Records of document pages
BEGIN
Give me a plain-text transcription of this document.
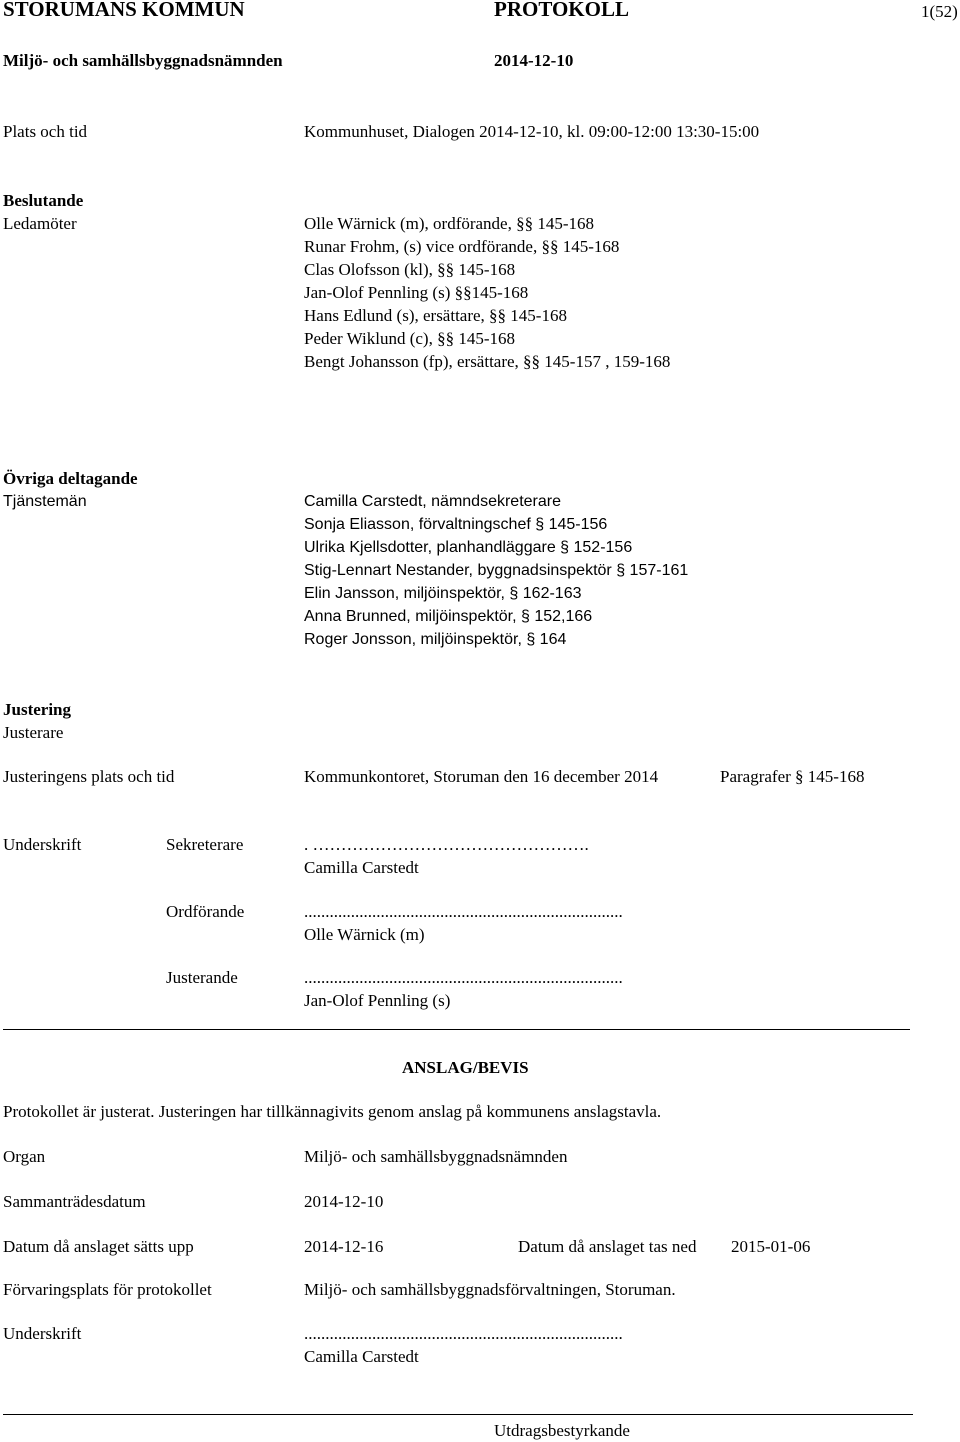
STORUMANS KOMMUN	PROTOKOLL	1(52)
Miljö- och samhällsbyggnadsnämnden	2014-12-10
Plats och tid	Kommunhuset, Dialogen 2014-12-10, kl. 09:00-12:00 13:30-15:00
Beslutande
Ledamöter	Olle Wärnick (m), ordförande, §§ 145-168
Runar Frohm, (s) vice ordförande, §§ 145-168
Clas Olofsson (kl), §§ 145-168
Jan-Olof Pennling (s) §§145-168
Hans Edlund (s), ersättare, §§ 145-168
Peder Wiklund (c), §§ 145-168
Bengt Johansson (fp), ersättare, §§ 145-157 , 159-168
Övriga deltagande
Tjänstemän	Camilla Carstedt, nämndsekreterare
Sonja Eliasson, förvaltningschef § 145-156
Ulrika Kjellsdotter, planhandläggare § 152-156
Stig-Lennart Nestander, byggnadsinspektör § 157-161
Elin Jansson, miljöinspektör, § 162-163
Anna Brunned, miljöinspektör, § 152,166
Roger Jonsson, miljöinspektör, § 164
Justering
Justerare
Justeringens plats och tid	Kommunkontoret, Storuman den 16 december 2014	Paragrafer § 145-168
Underskrift	Sekreterare	. ………………………………………….
Camilla Carstedt
Ordförande	...........................................................................
Olle Wärnick (m)
Justerande	...........................................................................
Jan-Olof Pennling (s)
ANSLAG/BEVIS
Protokollet är justerat. Justeringen har tillkännagivits genom anslag på kommunens anslagstavla.
Organ	Miljö- och samhällsbyggnadsnämnden
Sammanträdesdatum	2014-12-10
Datum då anslaget sätts upp	2014-12-16	Datum då anslaget tas ned 2015-01-06
Förvaringsplats för protokollet	Miljö- och samhällsbyggnadsförvaltningen, Storuman.
Underskrift	...........................................................................
Camilla Carstedt
Utdragsbestyrkande
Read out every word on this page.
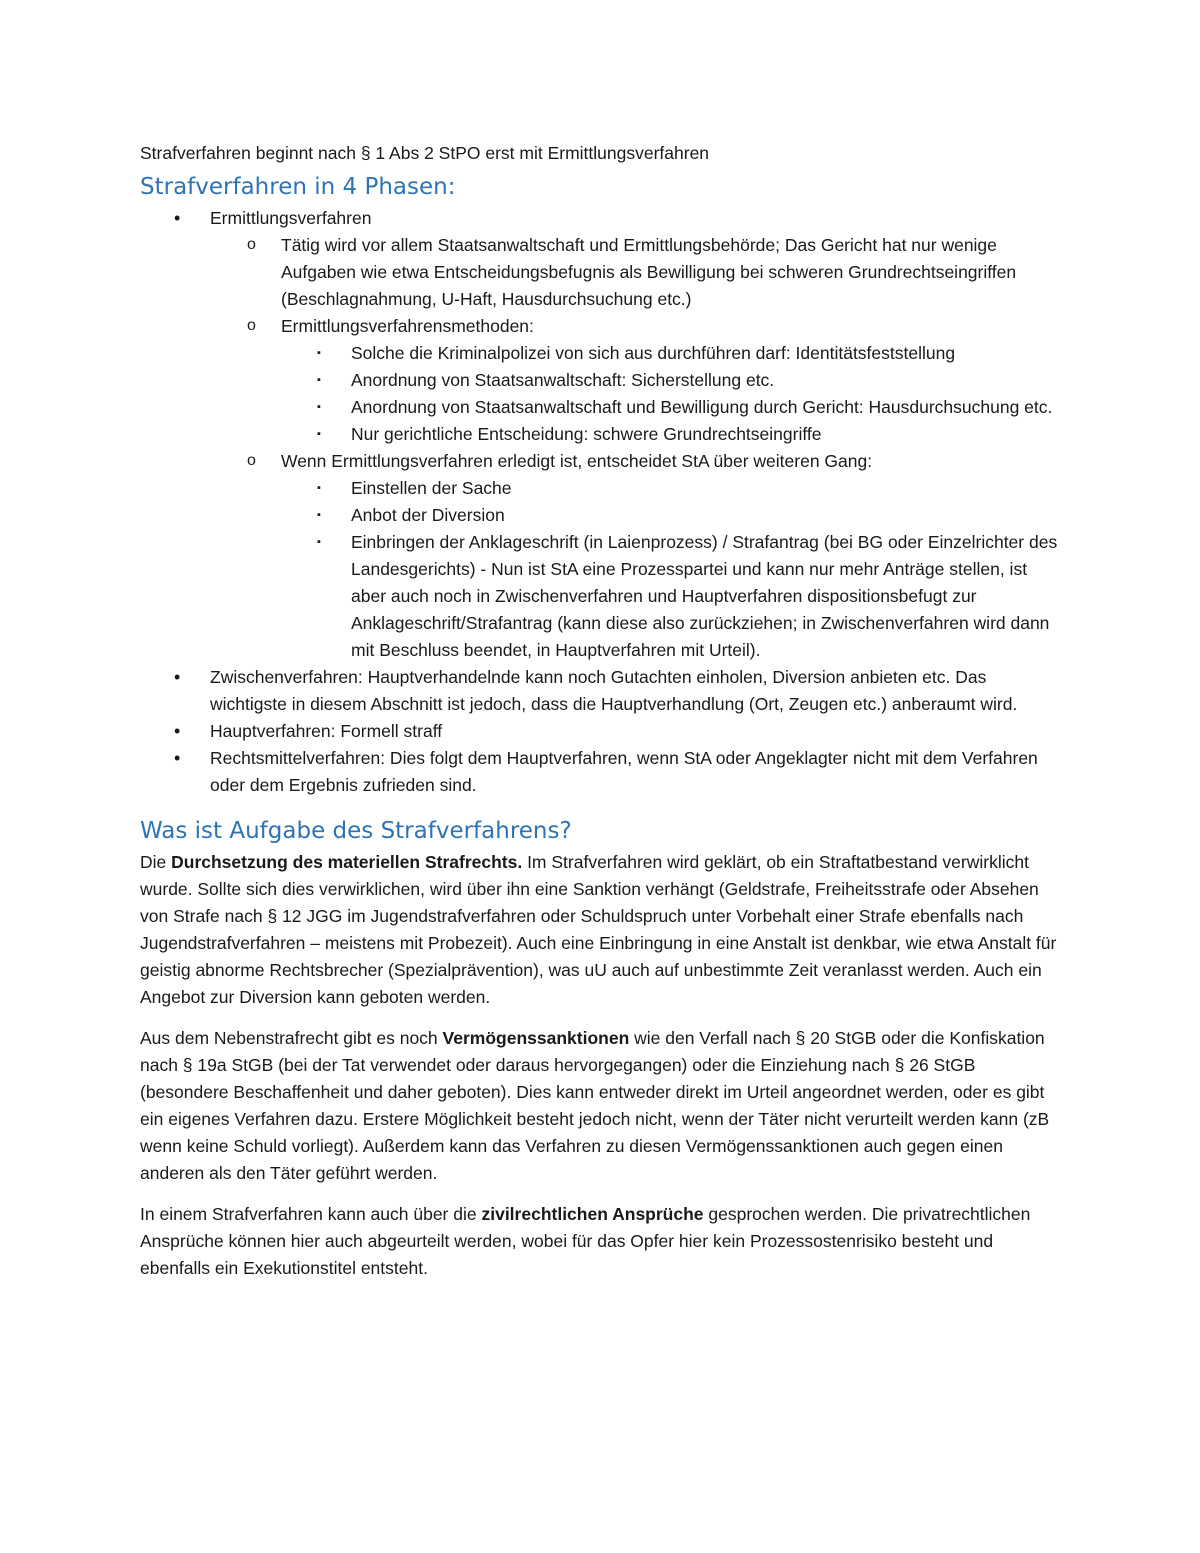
Strafverfahren beginnt nach § 1 Abs 2 StPO erst mit Ermittlungsverfahren

Strafverfahren in 4 Phasen:
• Ermittlungsverfahren
o Tätig wird vor allem Staatsanwaltschaft und Ermittlungsbehörde; Das Gericht hat nur wenige Aufgaben wie etwa Entscheidungsbefugnis als Bewilligung bei schweren Grundrechtseingriffen (Beschlagnahmung, U-Haft, Hausdurchsuchung etc.)
o Ermittlungsverfahrensmethoden:
▪ Solche die Kriminalpolizei von sich aus durchführen darf: Identitätsfeststellung
▪ Anordnung von Staatsanwaltschaft: Sicherstellung etc.
▪ Anordnung von Staatsanwaltschaft und Bewilligung durch Gericht: Hausdurchsuchung etc.
▪ Nur gerichtliche Entscheidung: schwere Grundrechtseingriffe
o Wenn Ermittlungsverfahren erledigt ist, entscheidet StA über weiteren Gang:
▪ Einstellen der Sache
▪ Anbot der Diversion
▪ Einbringen der Anklageschrift (in Laienprozess) / Strafantrag (bei BG oder Einzelrichter des Landesgerichts) - Nun ist StA eine Prozesspartei und kann nur mehr Anträge stellen, ist aber auch noch in Zwischenverfahren und Hauptverfahren dispositionsbefugt zur Anklageschrift/Strafantrag (kann diese also zurückziehen; in Zwischenverfahren wird dann mit Beschluss beendet, in Hauptverfahren mit Urteil).
• Zwischenverfahren: Hauptverhandelnde kann noch Gutachten einholen, Diversion anbieten etc. Das wichtigste in diesem Abschnitt ist jedoch, dass die Hauptverhandlung (Ort, Zeugen etc.) anberaumt wird.
• Hauptverfahren: Formell straff
• Rechtsmittelverfahren: Dies folgt dem Hauptverfahren, wenn StA oder Angeklagter nicht mit dem Verfahren oder dem Ergebnis zufrieden sind.
Was ist Aufgabe des Strafverfahrens?

Die Durchsetzung des materiellen Strafrechts. Im Strafverfahren wird geklärt, ob ein Straftatbestand verwirklicht wurde. Sollte sich dies verwirklichen, wird über ihn eine Sanktion verhängt (Geldstrafe, Freiheitsstrafe oder Absehen von Strafe nach § 12 JGG im Jugendstrafverfahren oder Schuldspruch unter Vorbehalt einer Strafe ebenfalls nach Jugendstrafverfahren – meistens mit Probezeit). Auch eine Einbringung in eine Anstalt ist denkbar, wie etwa Anstalt für geistig abnorme Rechtsbrecher (Spezialprävention), was uU auch auf unbestimmte Zeit veranlasst werden. Auch ein Angebot zur Diversion kann geboten werden.

Aus dem Nebenstrafrecht gibt es noch Vermögenssanktionen wie den Verfall nach § 20 StGB oder die Konfiskation nach § 19a StGB (bei der Tat verwendet oder daraus hervorgegangen) oder die Einziehung nach § 26 StGB (besondere Beschaffenheit und daher geboten). Dies kann entweder direkt im Urteil angeordnet werden, oder es gibt ein eigenes Verfahren dazu. Erstere Möglichkeit besteht jedoch nicht, wenn der Täter nicht verurteilt werden kann (zB wenn keine Schuld vorliegt). Außerdem kann das Verfahren zu diesen Vermögenssanktionen auch gegen einen anderen als den Täter geführt werden.

In einem Strafverfahren kann auch über die zivilrechtlichen Ansprüche gesprochen werden. Die privatrechtlichen Ansprüche können hier auch abgeurteilt werden, wobei für das Opfer hier kein Prozessostenrisiko besteht und ebenfalls ein Exekutionstitel entsteht.
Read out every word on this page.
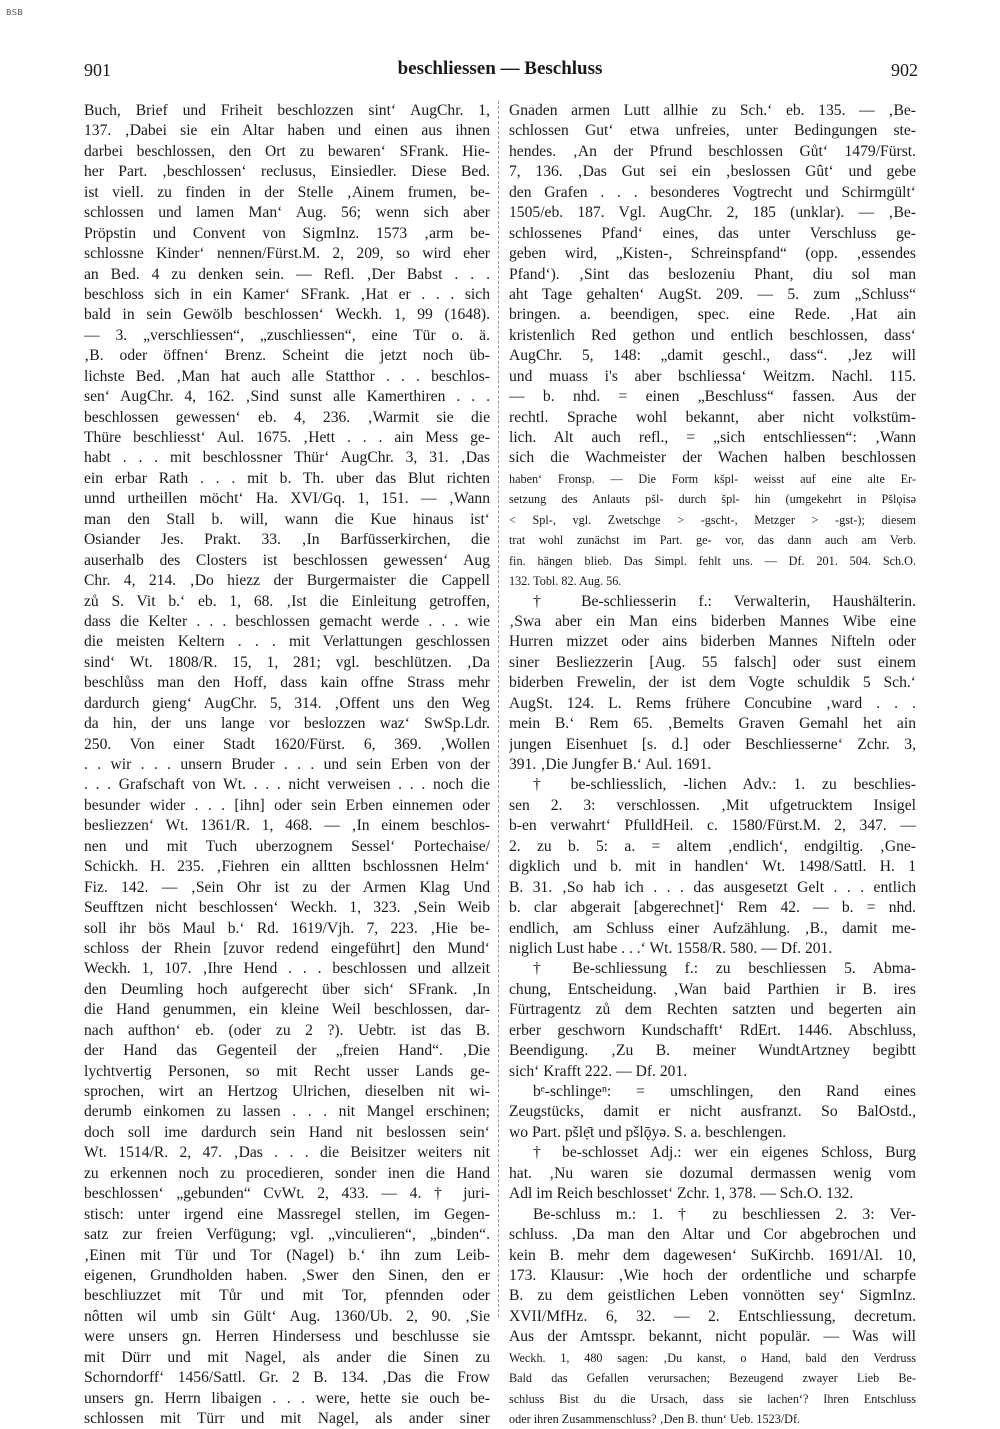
BSB
901	beschliessen — Beschluss	902
Buch, Brief und Friheit beschlozzen sint‘ AugChr. 1,
137. ‚Dabei sie ein Altar haben und einen aus ihnen
darbei beschlossen, den Ort zu bewaren‘ SFrank. Hie-
her Part. ‚beschlossen‘ reclusus, Einsiedler. Diese Bed.
ist viell. zu finden in der Stelle ‚Ainem frumen, be-
schlossen und lamen Man‘ Aug. 56; wenn sich aber
Pröpstin und Convent von SigmInz. 1573 ‚arm be-
schlossne Kinder‘ nennen/Fürst.M. 2, 209, so wird eher
an Bed. 4 zu denken sein. — Refl. ‚Der Babst . . .
beschloss sich in ein Kamer‘ SFrank. ‚Hat er . . . sich
bald in sein Gewölb beschlossen‘ Weckh. 1, 99 (1648).
— 3. „verschliessen“, „zuschliessen“, eine Tür o. ä.
‚B. oder öffnen‘ Brenz. Scheint die jetzt noch üb-
lichste Bed. ‚Man hat auch alle Statthor . . . beschlos-
sen‘ AugChr. 4, 162. ‚Sind sunst alle Kamerthiren . . .
beschlossen gewessen‘ eb. 4, 236. ‚Warmit sie die
Thüre beschliesst‘ Aul. 1675. ‚Hett . . . ain Mess ge-
habt . . . mit beschlossner Thür‘ AugChr. 3, 31. ‚Das
ein erbar Rath . . . mit b. Th. uber das Blut richten
unnd urtheillen möcht‘ Ha. XVI/Gq. 1, 151. — ‚Wann
man den Stall b. will, wann die Kue hinaus ist‘
Osiander Jes. Prakt. 33. ‚In Barfüsserkirchen, die
auserhalb des Closters ist beschlossen gewessen‘ Aug
Chr. 4, 214. ‚Do hiezz der Burgermaister die Cappell
zů S. Vit b.‘ eb. 1, 68. ‚Ist die Einleitung getroffen,
dass die Kelter . . . beschlossen gemacht werde . . . wie
die meisten Keltern . . . mit Verlattungen geschlossen
sind‘ Wt. 1808/R. 15, 1, 281; vgl. beschlützen. ‚Da
beschlůss man den Hoff, dass kain offne Strass mehr
dardurch gieng‘ AugChr. 5, 314. ‚Offent uns den Weg
da hin, der uns lange vor beslozzen waz‘ SwSp.Ldr.
250. Von einer Stadt 1620/Fürst. 6, 369. ‚Wollen
. . wir . . . unsern Bruder . . . und sein Erben von der
. . . Grafschaft von Wt. . . . nicht verweisen . . . noch die
besunder wider . . . [ihn] oder sein Erben einnemen oder
besliezzen‘ Wt. 1361/R. 1, 468. — ‚In einem beschlos-
nen und mit Tuch uberzognem Sessel‘ Portechaise/
Schickh. H. 235. ‚Fiehren ein alltten bschlossnen Helm‘
Fiz. 142. — ‚Sein Ohr ist zu der Armen Klag Und
Seufftzen nicht beschlossen‘ Weckh. 1, 323. ‚Sein Weib
soll ihr bös Maul b.‘ Rd. 1619/Vjh. 7, 223. ‚Hie be-
schloss der Rhein [zuvor redend eingeführt] den Mund‘
Weckh. 1, 107. ‚Ihre Hend . . . beschlossen und allzeit
den Deumling hoch aufgerecht über sich‘ SFrank. ‚In
die Hand genummen, ein kleine Weil beschlossen, dar-
nach aufthon‘ eb. (oder zu 2 ?). Uebtr. ist das B.
der Hand das Gegenteil der „freien Hand“. ‚Die
lychtvertig Personen, so mit Recht usser Lands ge-
sprochen, wirt an Hertzog Ulrichen, dieselben nit wi-
derumb einkomen zu lassen . . . nit Mangel erschinen;
doch soll ime dardurch sein Hand nit beslossen sein‘
Wt. 1514/R. 2, 47. ‚Das . . . die Beisitzer weiters nit
zu erkennen noch zu procedieren, sonder inen die Hand
beschlossen‘ „gebunden“ CvWt. 2, 433. — 4. † juri-
stisch: unter irgend eine Massregel stellen, im Gegen-
satz zur freien Verfügung; vgl. „vinculieren“, „binden“.
‚Einen mit Tür und Tor (Nagel) b.‘ ihn zum Leib-
eigenen, Grundholden haben. ‚Swer den Sinen, den er
beschliuzzet mit Tůr und mit Tor, pfennden oder
nôtten wil umb sin Gült‘ Aug. 1360/Ub. 2, 90. ‚Sie
were unsers gn. Herren Hindersess und beschlusse sie
mit Dürr und mit Nagel, als ander die Sinen zu
Schorndorff‘ 1456/Sattl. Gr. 2 B. 134. ‚Das die Frow
unsers gn. Herrn libaigen . . . were, hette sie ouch be-
schlossen mit Türr und mit Nagel, als ander siner
Gnaden armen Lutt allhie zu Sch.‘ eb. 135. — ‚Be-
schlossen Gut‘ etwa unfreies, unter Bedingungen ste-
hendes. ‚An der Pfrund beschlossen Gůt‘ 1479/Fürst.
7, 136. ‚Das Gut sei ein ‚beslossen Gût‘ und gebe
den Grafen . . . besonderes Vogtrecht und Schirmgült‘
1505/eb. 187. Vgl. AugChr. 2, 185 (unklar). — ‚Be-
schlossenes Pfand‘ eines, das unter Verschluss ge-
geben wird, „Kisten-, Schreinspfand“ (opp. ‚essendes
Pfand‘). ‚Sint das beslozeniu Phant, diu sol man
aht Tage gehalten‘ AugSt. 209. — 5. zum „Schluss“
bringen. a. beendigen, spec. eine Rede. ‚Hat ain
kristenlich Red gethon und entlich beschlossen, dass‘
AugChr. 5, 148: „damit geschl., dass“. ‚Jez will
und muass i's aber bschliessa‘ Weitzm. Nachl. 115.
— b. nhd. = einen „Beschluss“ fassen. Aus der
rechtl. Sprache wohl bekannt, aber nicht volkstüm-
lich. Alt auch refl., = „sich entschliessen“: ‚Wann
sich die Wachmeister der Wachen halben beschlossen
haben‘ Fronsp. — Die Form kšpl- weisst auf eine alte Er-
setzung des Anlauts pšl- durch špl- hin (umgekehrt in Pšlǫisə
< Spl-, vgl. Zwetschge > -gscht-, Metzger > -gst-); diesem
trat wohl zunächst im Part. ge- vor, das dann auch am Verb.
fin. hängen blieb. Das Simpl. fehlt uns. — Df. 201. 504. Sch.O.
132. Tobl. 82. Aug. 56.
† Be-schliesserin f.: Verwalterin, Haushälterin.
‚Swa aber ein Man eins biderben Mannes Wibe eine
Hurren mizzet oder ains biderben Mannes Nifteln oder
siner Besliezzerin [Aug. 55 falsch] oder sust einem
biderben Frewelin, der ist dem Vogte schuldik 5 Sch.‘
AugSt. 124. L. Rems frühere Concubine ‚ward . . .
mein B.‘ Rem 65. ‚Bemelts Graven Gemahl het ain
jungen Eisenhuet [s. d.] oder Beschliesserne‘ Zchr. 3,
391. ‚Die Jungfer B.‘ Aul. 1691.
† be-schliesslich, -lichen Adv.: 1. zu beschlies-
sen 2. 3: verschlossen. ‚Mit ufgetrucktem Insigel
b-en verwahrt‘ PfulldHeil. c. 1580/Fürst.M. 2, 347. —
2. zu b. 5: a. = altem ‚endlich‘, endgiltig. ‚Gne-
digklich und b. mit in handlen‘ Wt. 1498/Sattl. H. 1
B. 31. ‚So hab ich . . . das ausgesetzt Gelt . . . entlich
b. clar abgerait [abgerechnet]‘ Rem 42. — b. = nhd.
endlich, am Schluss einer Aufzählung. ‚B., damit me-
niglich Lust habe . . .‘ Wt. 1558/R. 580. — Df. 201.
† Be-schliessung f.: zu beschliessen 5. Abma-
chung, Entscheidung. ‚Wan baid Parthien ir B. ires
Fürtragentz zů dem Rechten satzten und begerten ain
erber geschworn Kundschafft‘ RdErt. 1446. Abschluss,
Beendigung. ‚Zu B. meiner WundtArtzney begibtt
sich‘ Krafft 222. — Df. 201.
bᵉ-schlingeⁿ: = umschlingen, den Rand eines
Zeugstücks, damit er nicht ausfranzt. So BalOstd.,
wo Part. pšlẹ̄t und pšlǭyə. S. a. beschlengen.
† be-schlosset Adj.: wer ein eigenes Schloss, Burg
hat. ‚Nu waren sie dozumal dermassen wenig vom
Adl im Reich beschlosset‘ Zchr. 1, 378. — Sch.O. 132.
Be-schluss m.: 1. † zu beschliessen 2. 3: Ver-
schluss. ‚Da man den Altar und Cor abgebrochen und
kein B. mehr dem dagewesen‘ SuKirchb. 1691/Al. 10,
173. Klausur: ‚Wie hoch der ordentliche und scharpfe
B. zu dem geistlichen Leben vonnötten sey‘ SigmInz.
XVII/MfHz. 6, 32. — 2. Entschliessung, decretum.
Aus der Amtsspr. bekannt, nicht populär. — Was will
Weckh. 1, 480 sagen: ‚Du kanst, o Hand, bald den Verdruss
Bald das Gefallen verursachen; Bezeugend zwayer Lieb Be-
schluss Bist du die Ursach, dass sie lachen‘? Ihren Entschluss
oder ihren Zusammenschluss? ‚Den B. thun‘ Ueb. 1523/Df.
END
> **DESCRIPTION OF THE TASK**
From the data above, copy each line with the string "Hauptverfahren" in it.

> **COMPLETED TASK**
▪ Einbringen der Anklageschrift (in Laienprozess) / Strafantrag (bei BG oder Einzelrichter des Landesgerichts) - Nun ist StA eine Prozesspartei und kann nur mehr Anträge stellen, ist aber auch noch in Zwischenverfahren und Hauptverfahren dispositionsbefugt zur Anklageschrift/Strafantrag (kann diese also zurückziehen; in Zwischenverfahren wird dann mit Beschluss beendet, in Hauptverfahren mit Urteil).
• Hauptverfahren: Formell straff
• Rechtsmittelverfahren: Dies folgt dem Hauptverfahren, wenn StA oder Angeklagter nicht mit dem Verfahren oder dem Ergebnis zufrieden sind.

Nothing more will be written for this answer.